** Task instructions **
Copy out each line of the data that holds the word "document".

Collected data
■ ■ ■ ■

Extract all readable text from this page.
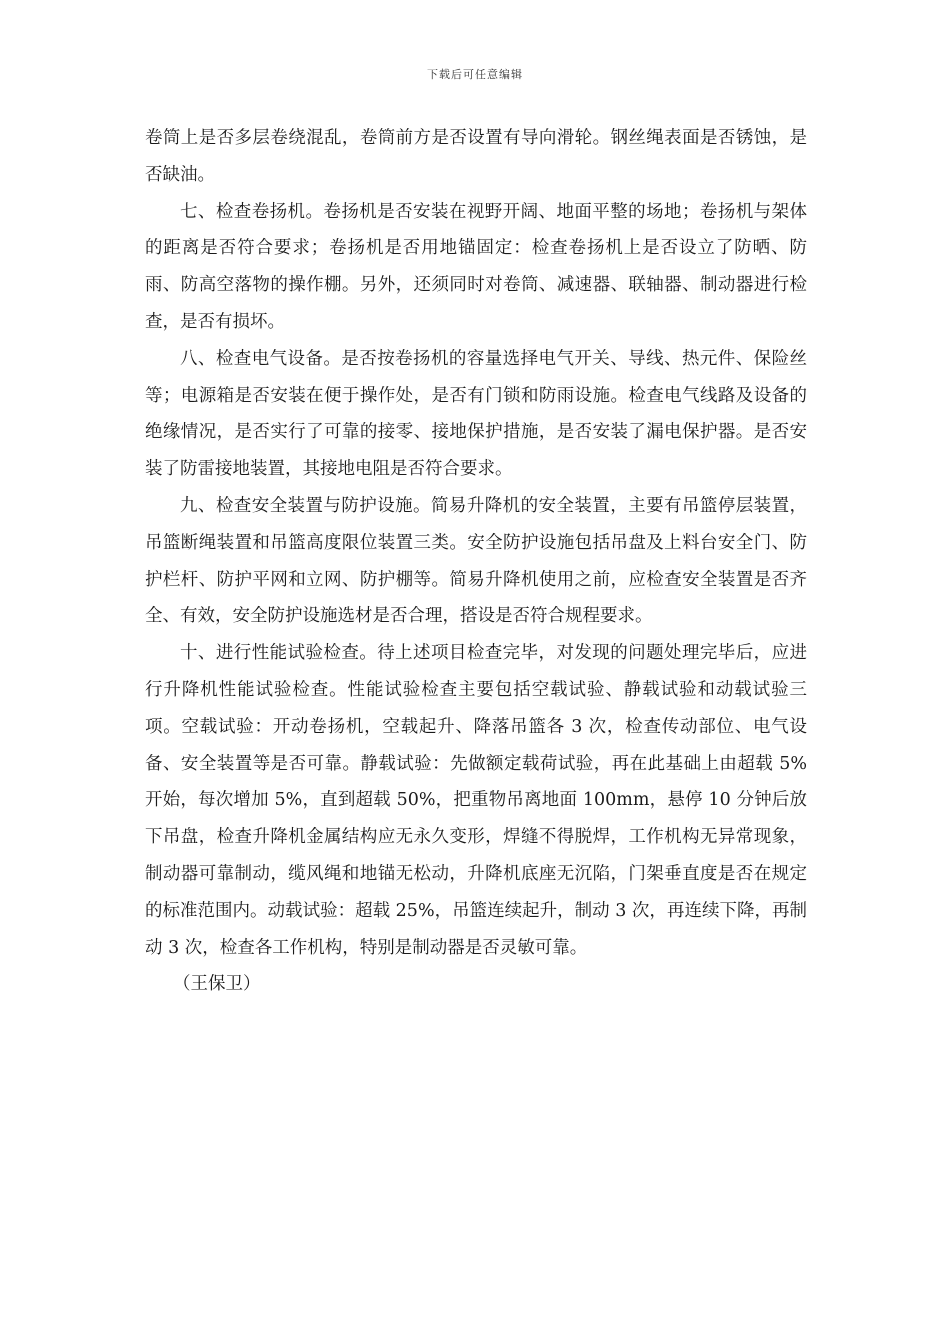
下载后可任意编辑

卷筒上是否多层卷绕混乱，卷筒前方是否设置有导向滑轮。钢丝绳表面是否锈蚀，是否缺油。

七、检查卷扬机。卷扬机是否安装在视野开阔、地面平整的场地；卷扬机与架体的距离是否符合要求；卷扬机是否用地锚固定：检查卷扬机上是否设立了防晒、防雨、防高空落物的操作棚。另外，还须同时对卷筒、减速器、联轴器、制动器进行检查，是否有损坏。

八、检查电气设备。是否按卷扬机的容量选择电气开关、导线、热元件、保险丝等；电源箱是否安装在便于操作处，是否有门锁和防雨设施。检查电气线路及设备的绝缘情况，是否实行了可靠的接零、接地保护措施，是否安装了漏电保护器。是否安装了防雷接地装置，其接地电阻是否符合要求。

九、检查安全装置与防护设施。简易升降机的安全装置，主要有吊篮停层装置，吊篮断绳装置和吊篮高度限位装置三类。安全防护设施包括吊盘及上料台安全门、防护栏杆、防护平网和立网、防护棚等。简易升降机使用之前，应检查安全装置是否齐全、有效，安全防护设施选材是否合理，搭设是否符合规程要求。

十、进行性能试验检查。待上述项目检查完毕，对发现的问题处理完毕后，应进行升降机性能试验检查。性能试验检查主要包括空载试验、静载试验和动载试验三项。空载试验：开动卷扬机，空载起升、降落吊篮各 3 次，检查传动部位、电气设备、安全装置等是否可靠。静载试验：先做额定载荷试验，再在此基础上由超载 5%开始，每次增加 5%，直到超载 50%，把重物吊离地面 100mm，悬停 10 分钟后放下吊盘，检查升降机金属结构应无永久变形，焊缝不得脱焊，工作机构无异常现象，制动器可靠制动，缆风绳和地锚无松动，升降机底座无沉陷，门架垂直度是否在规定的标准范围内。动载试验：超载 25%，吊篮连续起升，制动 3 次，再连续下降，再制动 3 次，检查各工作机构，特别是制动器是否灵敏可靠。

（王保卫）
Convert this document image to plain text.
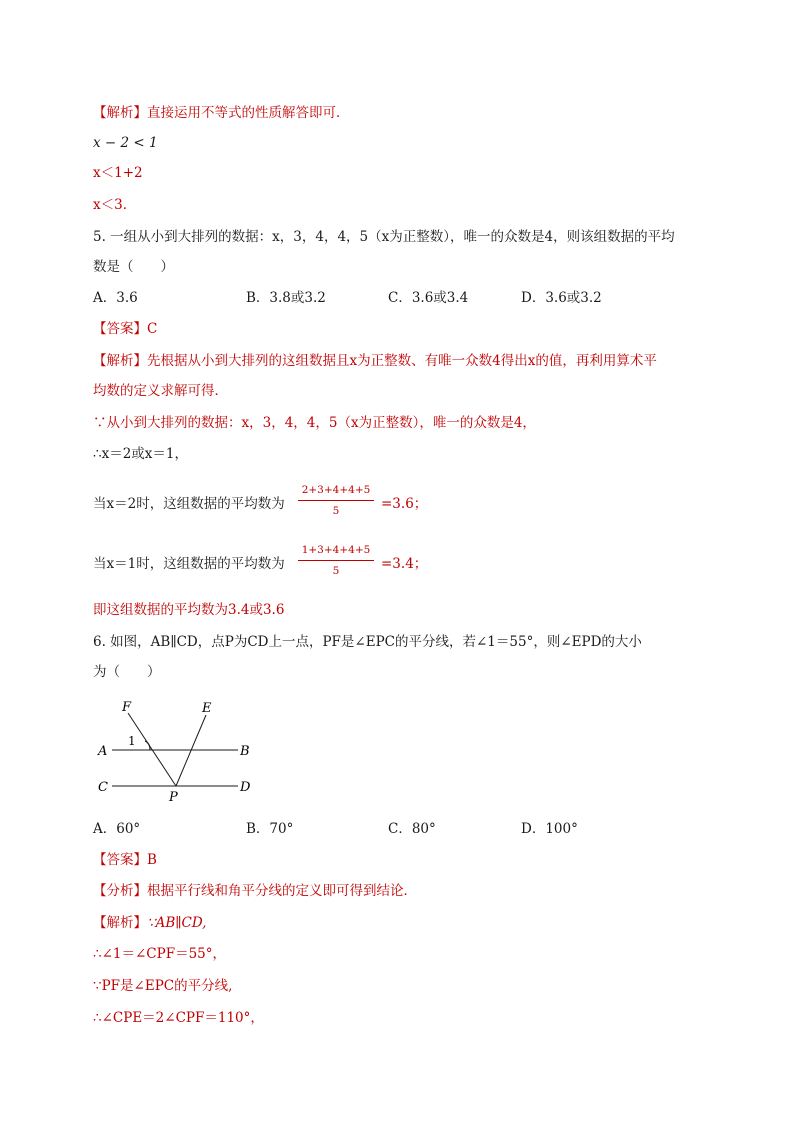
【解析】直接运用不等式的性质解答即可．
x − 2 < 1
x＜1+2
x＜3．
5. 一组从小到大排列的数据：x，3，4，4，5（x为正整数），唯一的众数是4，则该组数据的平均
数是（　　）
A．3.6	B．3.8或3.2	C．3.6或3.4	D．3.6或3.2
【答案】C
【解析】先根据从小到大排列的这组数据且x为正整数、有唯一众数4得出x的值，再利用算术平
均数的定义求解可得．
∵从小到大排列的数据：x，3，4，4，5（x为正整数），唯一的众数是4，
∴x＝2或x＝1，
当x＝2时，这组数据的平均数为
2+3+4+4+5
5	=3.6；
当x＝1时，这组数据的平均数为
1+3+4+4+5
5	=3.4；
即这组数据的平均数为3.4或3.6
6. 如图，AB∥CD，点P为CD上一点，PF是∠EPC的平分线，若∠1＝55°，则∠EPD的大小
为（　　）
F	E
A	B
C	D
P
1
A．60°	B．70°	C．80°	D．100°
【答案】B
【分析】根据平行线和角平分线的定义即可得到结论．
【解析】∵AB∥CD,
∴∠1＝∠CPF＝55°，
∵PF是∠EPC的平分线,
∴∠CPE＝2∠CPF＝110°，
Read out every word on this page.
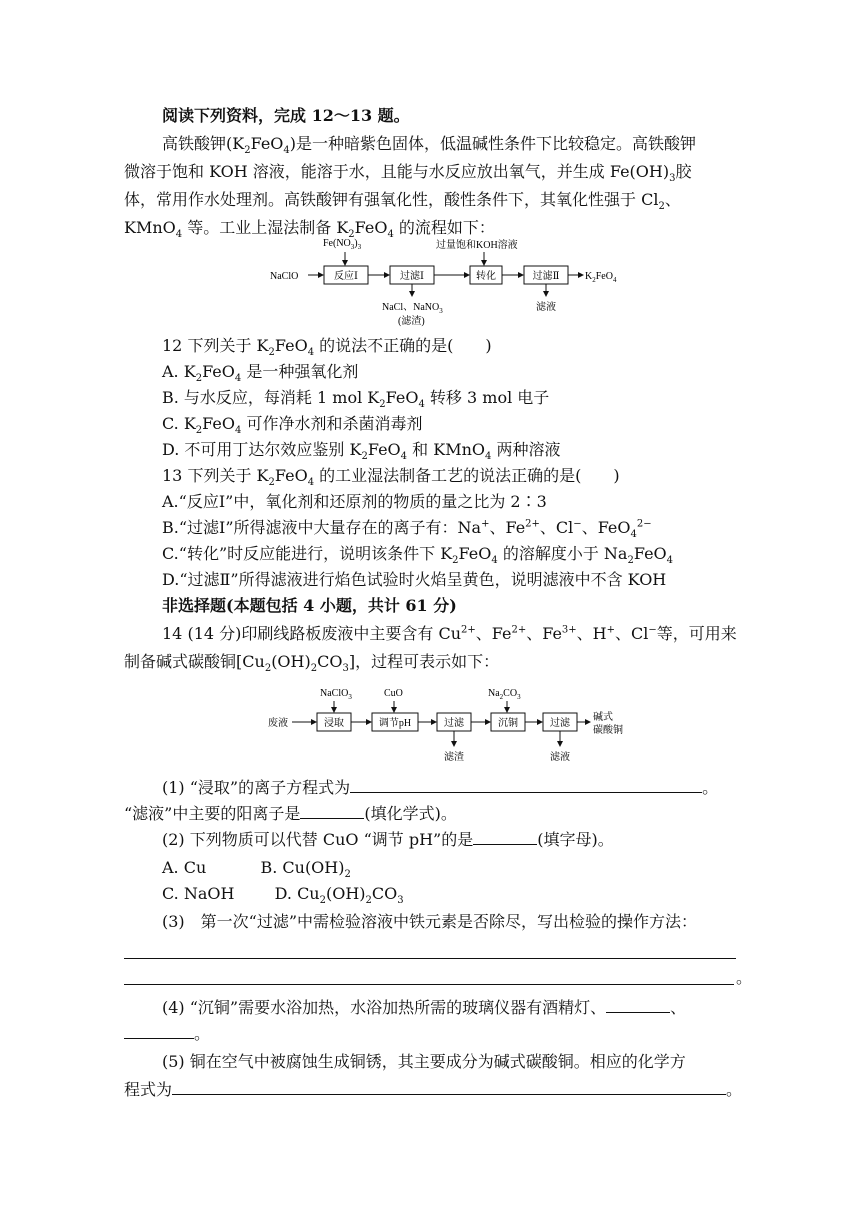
阅读下列资料，完成 12～13 题。
高铁酸钾$(K_2FeO_4)$是一种暗紫色固体，低温碱性条件下比较稳定。高铁酸钾
微溶于饱和 KOH 溶液，能溶于水，且能与水反应放出氧气，并生成 $Fe(OH)_3$胶
体，常用作水处理剂。高铁酸钾有强氧化性，酸性条件下，其氧化性强于 $Cl_2$、
KMnO$_4$ 等。工业上湿法制备 $K_2FeO_4$ 的流程如下：
NaClO
$Fe(NO_3)_3$
反应Ⅰ	过滤Ⅰ
NaCl、NaNO$_3$
(滤渣)
过量饱和KOH溶液
转化	过滤Ⅱ
滤液
$K_2FeO_4$
12 下列关于 $K_2FeO_4$ 的说法不正确的是(　　)
A. $K_2FeO_4$ 是一种强氧化剂
B. 与水反应，每消耗 1 mol $K_2FeO_4$ 转移 3 mol 电子
C. $K_2FeO_4$ 可作净水剂和杀菌消毒剂
D. 不可用丁达尔效应鉴别 $K_2FeO_4$ 和 KMnO$_4$ 两种溶液
13 下列关于 $K_2FeO_4$ 的工业湿法制备工艺的说法正确的是(　　)
A.“反应Ⅰ”中，氧化剂和还原剂的物质的量之比为 2∶3
B.“过滤Ⅰ”所得滤液中大量存在的离子有：Na+、$Fe^{2+}$、Cl−、FeO$_4^{2-}$
C.“转化”时反应能进行，说明该条件下 $K_2FeO_4$ 的溶解度小于 $Na_2FeO_4$
D.“过滤Ⅱ”所得滤液进行焰色试验时火焰呈黄色，说明滤液中不含 KOH
非选择题(本题包括 4 小题，共计 61 分)
14 (14 分)印刷线路板废液中主要含有 $Cu^{2+}$、$Fe^{2+}$、$Fe^{3+}$、H+、Cl−等，可用来
制备碱式碳酸铜$[Cu_2(OH)_2CO_3]$，过程可表示如下：
废液
NaClO$_3$
浸取
CuO
调节pH	过滤
滤渣
$Na_2CO_3$
沉铜	过滤
滤液
碱式
碳酸铜
(1) “浸取”的离子方程式为	。
“滤液”中主要的阳离子是	(填化学式)。
(2) 下列物质可以代替 CuO “调节 pH”的是	(填字母)。
A. Cu	B. $Cu(OH)_2$
C. NaOH  D. $Cu_2(OH)_2CO_3$
(3)　第一次“过滤”中需检验溶液中铁元素是否除尽，写出检验的操作方法：
。
(4) “沉铜”需要水浴加热，水浴加热所需的玻璃仪器有酒精灯、	、
。
(5) 铜在空气中被腐蚀生成铜锈，其主要成分为碱式碳酸铜。相应的化学方
程式为	。
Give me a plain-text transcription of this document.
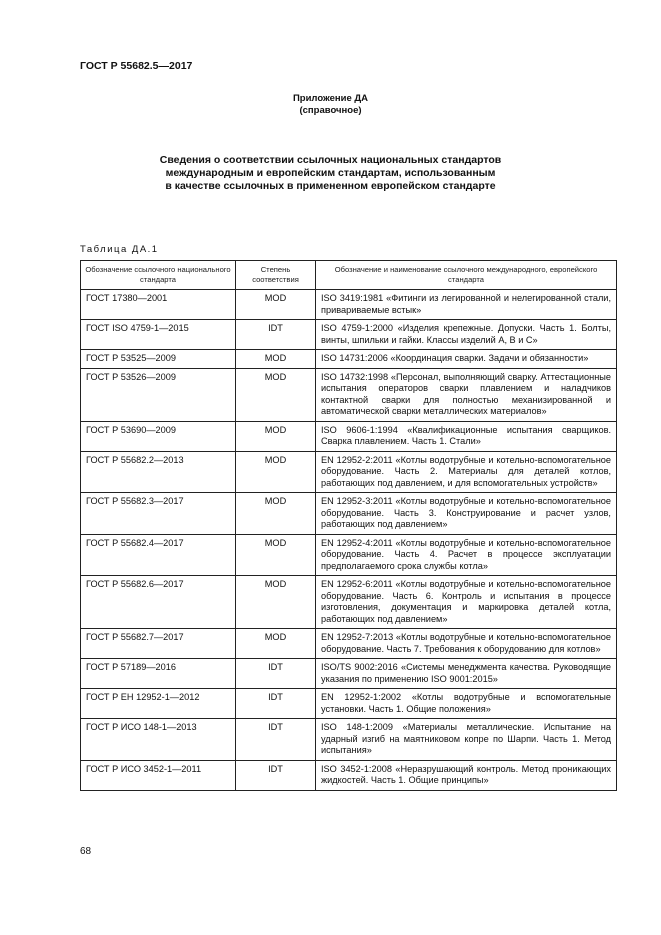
ГОСТ Р 55682.5—2017
Приложение ДА
(справочное)
Сведения о соответствии ссылочных национальных стандартов
международным и европейским стандартам, использованным
в качестве ссылочных в примененном европейском стандарте
Таблица ДА.1
Обозначение ссылочного национального стандарта	Степень соответствия	Обозначение и наименование ссылочного международного, европейского стандарта
ГОСТ 17380—2001	MOD	ISO 3419:1981 «Фитинги из легированной и нелегированной стали, привариваемые встык»
ГОСТ ISO 4759-1—2015	IDT	ISO 4759-1:2000 «Изделия крепежные. Допуски. Часть 1. Болты, винты, шпильки и гайки. Классы изделий А, В и С»
ГОСТ Р 53525—2009	MOD	ISO 14731:2006 «Координация сварки. Задачи и обязанности»
ГОСТ Р 53526—2009	MOD	ISO 14732:1998 «Персонал, выполняющий сварку. Аттестационные испытания операторов сварки плавлением и наладчиков контактной сварки для полностью механизированной и автоматической сварки металлических материалов»
ГОСТ Р 53690—2009	MOD	ISO 9606-1:1994 «Квалификационные испытания сварщиков. Сварка плавлением. Часть 1. Стали»
ГОСТ Р 55682.2—2013	MOD	EN 12952-2:2011 «Котлы водотрубные и котельно-вспомогательное оборудование. Часть 2. Материалы для деталей котлов, работающих под давлением, и для вспомогательных устройств»
ГОСТ Р 55682.3—2017	MOD	EN 12952-3:2011 «Котлы водотрубные и котельно-вспомогательное оборудование. Часть 3. Конструирование и расчет узлов, работающих под давлением»
ГОСТ Р 55682.4—2017	MOD	EN 12952-4:2011 «Котлы водотрубные и котельно-вспомогательное оборудование. Часть 4. Расчет в процессе эксплуатации предполагаемого срока службы котла»
ГОСТ Р 55682.6—2017	MOD	EN 12952-6:2011 «Котлы водотрубные и котельно-вспомогательное оборудование. Часть 6. Контроль и испытания в процессе изготовления, документация и маркировка деталей котла, работающих под давлением»
ГОСТ Р 55682.7—2017	MOD	EN 12952-7:2013 «Котлы водотрубные и котельно-вспомогательное оборудование. Часть 7. Требования к оборудованию для котлов»
ГОСТ Р 57189—2016	IDT	ISO/TS 9002:2016 «Системы менеджмента качества. Руководящие указания по применению ISO 9001:2015»
ГОСТ Р ЕН 12952-1—2012	IDT	EN 12952-1:2002 «Котлы водотрубные и вспомогательные установки. Часть 1. Общие положения»
ГОСТ Р ИСО 148-1—2013	IDT	ISO 148-1:2009 «Материалы металлические. Испытание на ударный изгиб на маятниковом копре по Шарпи. Часть 1. Метод испытания»
ГОСТ Р ИСО 3452-1—2011	IDT	ISO 3452-1:2008 «Неразрушающий контроль. Метод проникающих жидкостей. Часть 1. Общие принципы»
68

■ ■ ■ ■

** Solution for this task **
Convert this document image to plain text.
Give me a plain-text transcription of this document.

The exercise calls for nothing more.